Work instructions: Every line holding the string "Port" should be gathered.

Dataset:
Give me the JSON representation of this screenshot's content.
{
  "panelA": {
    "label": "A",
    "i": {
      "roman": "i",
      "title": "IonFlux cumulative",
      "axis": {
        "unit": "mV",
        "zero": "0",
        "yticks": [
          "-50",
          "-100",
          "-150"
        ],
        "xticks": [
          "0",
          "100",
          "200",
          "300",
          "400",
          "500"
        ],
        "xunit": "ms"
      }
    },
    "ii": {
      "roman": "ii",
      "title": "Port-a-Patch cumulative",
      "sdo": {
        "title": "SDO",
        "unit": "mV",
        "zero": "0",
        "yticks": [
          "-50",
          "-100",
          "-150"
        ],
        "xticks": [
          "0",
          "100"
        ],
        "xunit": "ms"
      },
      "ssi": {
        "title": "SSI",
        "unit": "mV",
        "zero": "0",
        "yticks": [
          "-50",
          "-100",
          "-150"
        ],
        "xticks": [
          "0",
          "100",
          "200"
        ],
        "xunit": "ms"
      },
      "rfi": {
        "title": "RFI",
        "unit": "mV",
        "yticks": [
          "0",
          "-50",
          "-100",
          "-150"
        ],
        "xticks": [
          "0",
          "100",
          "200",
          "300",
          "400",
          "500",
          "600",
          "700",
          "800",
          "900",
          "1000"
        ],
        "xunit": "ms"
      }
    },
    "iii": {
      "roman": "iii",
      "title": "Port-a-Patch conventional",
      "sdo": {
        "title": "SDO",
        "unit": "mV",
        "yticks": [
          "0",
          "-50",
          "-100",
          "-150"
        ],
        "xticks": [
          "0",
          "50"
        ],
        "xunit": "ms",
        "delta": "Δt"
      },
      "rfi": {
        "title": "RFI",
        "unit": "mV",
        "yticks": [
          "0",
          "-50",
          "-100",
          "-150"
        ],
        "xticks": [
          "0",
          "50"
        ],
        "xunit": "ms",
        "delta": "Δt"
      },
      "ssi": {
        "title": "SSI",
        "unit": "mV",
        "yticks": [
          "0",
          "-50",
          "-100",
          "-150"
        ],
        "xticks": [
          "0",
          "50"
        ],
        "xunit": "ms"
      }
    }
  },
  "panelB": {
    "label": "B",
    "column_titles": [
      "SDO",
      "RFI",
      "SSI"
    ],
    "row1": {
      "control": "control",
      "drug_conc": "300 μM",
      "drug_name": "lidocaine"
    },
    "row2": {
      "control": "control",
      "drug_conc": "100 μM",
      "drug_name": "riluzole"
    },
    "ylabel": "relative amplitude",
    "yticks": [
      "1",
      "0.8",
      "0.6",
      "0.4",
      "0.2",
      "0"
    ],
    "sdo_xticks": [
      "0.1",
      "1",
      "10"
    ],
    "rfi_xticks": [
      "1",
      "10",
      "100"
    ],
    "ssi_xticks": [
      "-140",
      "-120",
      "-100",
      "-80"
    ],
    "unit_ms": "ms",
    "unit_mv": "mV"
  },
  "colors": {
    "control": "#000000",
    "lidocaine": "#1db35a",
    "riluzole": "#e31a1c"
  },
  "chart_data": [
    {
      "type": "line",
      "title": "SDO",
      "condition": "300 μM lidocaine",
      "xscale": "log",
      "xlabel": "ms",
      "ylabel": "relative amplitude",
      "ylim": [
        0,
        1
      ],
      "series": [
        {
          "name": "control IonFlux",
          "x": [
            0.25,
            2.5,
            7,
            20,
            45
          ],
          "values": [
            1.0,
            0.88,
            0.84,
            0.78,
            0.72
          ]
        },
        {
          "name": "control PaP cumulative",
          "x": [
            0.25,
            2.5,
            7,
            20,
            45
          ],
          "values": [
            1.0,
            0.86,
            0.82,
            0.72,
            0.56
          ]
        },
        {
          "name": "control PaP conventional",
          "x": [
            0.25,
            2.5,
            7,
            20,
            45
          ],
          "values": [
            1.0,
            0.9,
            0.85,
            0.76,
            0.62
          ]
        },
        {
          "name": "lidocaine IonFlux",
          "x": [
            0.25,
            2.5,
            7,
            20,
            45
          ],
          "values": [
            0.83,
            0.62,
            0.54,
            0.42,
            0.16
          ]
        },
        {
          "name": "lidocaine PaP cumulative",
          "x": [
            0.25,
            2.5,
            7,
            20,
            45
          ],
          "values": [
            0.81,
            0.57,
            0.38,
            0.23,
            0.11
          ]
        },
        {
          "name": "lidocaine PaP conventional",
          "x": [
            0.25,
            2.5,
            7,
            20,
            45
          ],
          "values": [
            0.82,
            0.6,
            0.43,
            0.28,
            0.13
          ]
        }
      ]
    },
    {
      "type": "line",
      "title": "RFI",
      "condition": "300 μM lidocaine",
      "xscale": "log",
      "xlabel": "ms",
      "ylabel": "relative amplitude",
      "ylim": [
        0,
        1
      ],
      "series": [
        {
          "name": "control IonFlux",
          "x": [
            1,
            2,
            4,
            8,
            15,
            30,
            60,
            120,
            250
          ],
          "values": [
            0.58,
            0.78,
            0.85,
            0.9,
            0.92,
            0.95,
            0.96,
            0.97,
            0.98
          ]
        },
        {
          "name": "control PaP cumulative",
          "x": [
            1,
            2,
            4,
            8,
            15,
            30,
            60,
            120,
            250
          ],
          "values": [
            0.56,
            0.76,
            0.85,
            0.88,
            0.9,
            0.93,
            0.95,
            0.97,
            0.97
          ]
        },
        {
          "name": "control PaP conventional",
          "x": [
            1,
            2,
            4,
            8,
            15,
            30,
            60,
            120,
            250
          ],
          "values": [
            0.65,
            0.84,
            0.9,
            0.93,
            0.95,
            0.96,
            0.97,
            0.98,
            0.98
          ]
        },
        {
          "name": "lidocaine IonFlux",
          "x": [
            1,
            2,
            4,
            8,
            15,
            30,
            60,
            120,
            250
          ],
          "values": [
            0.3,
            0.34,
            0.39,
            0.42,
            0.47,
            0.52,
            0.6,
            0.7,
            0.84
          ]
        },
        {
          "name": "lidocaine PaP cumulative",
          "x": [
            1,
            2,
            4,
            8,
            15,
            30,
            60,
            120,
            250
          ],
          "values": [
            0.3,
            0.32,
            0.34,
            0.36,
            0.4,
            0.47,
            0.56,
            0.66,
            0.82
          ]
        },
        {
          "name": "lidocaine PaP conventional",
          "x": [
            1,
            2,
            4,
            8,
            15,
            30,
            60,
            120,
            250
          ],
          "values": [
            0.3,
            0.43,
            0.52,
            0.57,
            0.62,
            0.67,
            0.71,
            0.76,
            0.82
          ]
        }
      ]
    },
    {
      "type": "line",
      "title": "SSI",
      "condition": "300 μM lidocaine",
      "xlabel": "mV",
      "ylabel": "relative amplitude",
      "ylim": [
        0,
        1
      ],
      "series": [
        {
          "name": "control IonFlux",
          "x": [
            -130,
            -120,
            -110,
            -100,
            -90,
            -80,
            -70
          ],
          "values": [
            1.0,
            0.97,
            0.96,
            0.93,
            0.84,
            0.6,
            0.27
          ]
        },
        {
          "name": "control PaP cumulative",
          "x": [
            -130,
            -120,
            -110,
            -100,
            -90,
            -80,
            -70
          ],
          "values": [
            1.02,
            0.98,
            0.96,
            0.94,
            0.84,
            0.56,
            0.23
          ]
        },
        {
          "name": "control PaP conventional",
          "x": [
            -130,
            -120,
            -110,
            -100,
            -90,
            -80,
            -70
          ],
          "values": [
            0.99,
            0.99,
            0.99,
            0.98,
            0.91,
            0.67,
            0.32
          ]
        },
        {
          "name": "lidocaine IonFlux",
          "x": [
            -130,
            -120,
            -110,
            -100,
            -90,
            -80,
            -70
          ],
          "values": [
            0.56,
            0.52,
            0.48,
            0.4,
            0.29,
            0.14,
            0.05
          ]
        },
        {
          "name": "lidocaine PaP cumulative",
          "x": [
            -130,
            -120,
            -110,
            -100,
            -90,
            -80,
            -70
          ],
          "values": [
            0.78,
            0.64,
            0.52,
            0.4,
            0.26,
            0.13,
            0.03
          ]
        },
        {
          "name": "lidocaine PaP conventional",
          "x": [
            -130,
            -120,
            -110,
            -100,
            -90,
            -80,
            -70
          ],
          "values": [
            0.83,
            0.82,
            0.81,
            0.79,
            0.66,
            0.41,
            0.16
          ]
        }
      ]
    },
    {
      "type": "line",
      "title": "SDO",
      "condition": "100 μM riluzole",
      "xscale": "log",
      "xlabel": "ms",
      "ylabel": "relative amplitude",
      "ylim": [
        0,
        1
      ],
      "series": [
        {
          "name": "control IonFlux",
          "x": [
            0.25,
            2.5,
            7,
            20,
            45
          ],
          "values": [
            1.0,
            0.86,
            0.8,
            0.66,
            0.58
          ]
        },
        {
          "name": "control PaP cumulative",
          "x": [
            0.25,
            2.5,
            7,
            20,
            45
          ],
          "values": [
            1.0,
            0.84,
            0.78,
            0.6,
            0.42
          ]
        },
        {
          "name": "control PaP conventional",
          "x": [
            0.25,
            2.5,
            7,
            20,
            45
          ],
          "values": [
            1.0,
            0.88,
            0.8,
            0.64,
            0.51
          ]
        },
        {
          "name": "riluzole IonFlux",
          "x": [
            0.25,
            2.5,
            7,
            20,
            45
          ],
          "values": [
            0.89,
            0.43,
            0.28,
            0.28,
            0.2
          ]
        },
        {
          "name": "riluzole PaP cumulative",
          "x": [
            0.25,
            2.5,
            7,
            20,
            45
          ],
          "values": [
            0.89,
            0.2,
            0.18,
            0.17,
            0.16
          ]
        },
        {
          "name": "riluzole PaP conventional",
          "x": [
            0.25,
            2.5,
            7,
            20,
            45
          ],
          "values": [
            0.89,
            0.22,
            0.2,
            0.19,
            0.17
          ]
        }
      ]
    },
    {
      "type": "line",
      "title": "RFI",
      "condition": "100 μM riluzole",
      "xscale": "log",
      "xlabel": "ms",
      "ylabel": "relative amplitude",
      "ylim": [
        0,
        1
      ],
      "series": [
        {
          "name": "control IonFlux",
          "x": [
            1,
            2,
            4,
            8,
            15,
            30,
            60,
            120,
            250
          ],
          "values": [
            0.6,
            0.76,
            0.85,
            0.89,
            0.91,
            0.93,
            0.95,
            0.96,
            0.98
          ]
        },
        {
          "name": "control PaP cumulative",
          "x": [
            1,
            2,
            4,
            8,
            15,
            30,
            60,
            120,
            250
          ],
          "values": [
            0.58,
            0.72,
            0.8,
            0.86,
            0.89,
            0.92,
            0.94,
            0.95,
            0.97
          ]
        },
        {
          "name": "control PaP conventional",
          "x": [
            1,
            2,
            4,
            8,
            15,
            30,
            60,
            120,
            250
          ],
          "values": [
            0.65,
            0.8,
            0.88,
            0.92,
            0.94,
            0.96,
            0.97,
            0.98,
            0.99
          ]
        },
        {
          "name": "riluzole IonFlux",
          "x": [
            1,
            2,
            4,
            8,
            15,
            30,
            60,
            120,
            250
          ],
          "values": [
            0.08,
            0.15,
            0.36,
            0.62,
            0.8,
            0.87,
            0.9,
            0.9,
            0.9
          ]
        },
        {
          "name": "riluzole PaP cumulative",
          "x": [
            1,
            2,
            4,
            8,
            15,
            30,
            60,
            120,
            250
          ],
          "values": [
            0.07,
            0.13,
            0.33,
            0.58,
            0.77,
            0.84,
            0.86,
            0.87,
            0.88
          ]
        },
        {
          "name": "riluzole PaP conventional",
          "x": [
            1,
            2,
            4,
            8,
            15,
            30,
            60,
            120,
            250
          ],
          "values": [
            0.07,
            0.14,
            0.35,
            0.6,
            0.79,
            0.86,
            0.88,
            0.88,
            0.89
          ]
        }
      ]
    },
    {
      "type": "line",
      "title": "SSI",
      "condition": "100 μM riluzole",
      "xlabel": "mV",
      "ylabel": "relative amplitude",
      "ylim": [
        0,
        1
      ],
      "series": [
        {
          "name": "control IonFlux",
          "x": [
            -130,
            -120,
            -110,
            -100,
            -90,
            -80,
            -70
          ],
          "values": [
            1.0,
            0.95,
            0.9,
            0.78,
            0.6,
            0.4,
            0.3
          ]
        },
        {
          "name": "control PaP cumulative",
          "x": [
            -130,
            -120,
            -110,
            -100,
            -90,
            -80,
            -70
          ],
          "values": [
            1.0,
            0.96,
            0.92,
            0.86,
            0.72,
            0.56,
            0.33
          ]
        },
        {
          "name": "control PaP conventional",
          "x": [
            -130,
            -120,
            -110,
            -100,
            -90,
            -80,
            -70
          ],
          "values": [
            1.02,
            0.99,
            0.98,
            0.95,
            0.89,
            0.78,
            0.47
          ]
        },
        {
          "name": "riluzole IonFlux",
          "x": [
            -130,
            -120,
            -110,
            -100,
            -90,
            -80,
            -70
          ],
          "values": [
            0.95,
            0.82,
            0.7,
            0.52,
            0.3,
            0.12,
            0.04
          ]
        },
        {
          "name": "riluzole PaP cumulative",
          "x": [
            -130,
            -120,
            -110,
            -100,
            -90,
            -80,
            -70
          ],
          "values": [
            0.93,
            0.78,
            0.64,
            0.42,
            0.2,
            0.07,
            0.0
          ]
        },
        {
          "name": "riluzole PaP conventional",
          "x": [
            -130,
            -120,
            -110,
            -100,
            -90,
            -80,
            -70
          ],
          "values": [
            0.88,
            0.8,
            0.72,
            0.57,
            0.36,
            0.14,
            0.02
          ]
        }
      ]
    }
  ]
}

Answer to the task:
      "title": "Port-a-Patch cumulative",
      "title": "Port-a-Patch conventional",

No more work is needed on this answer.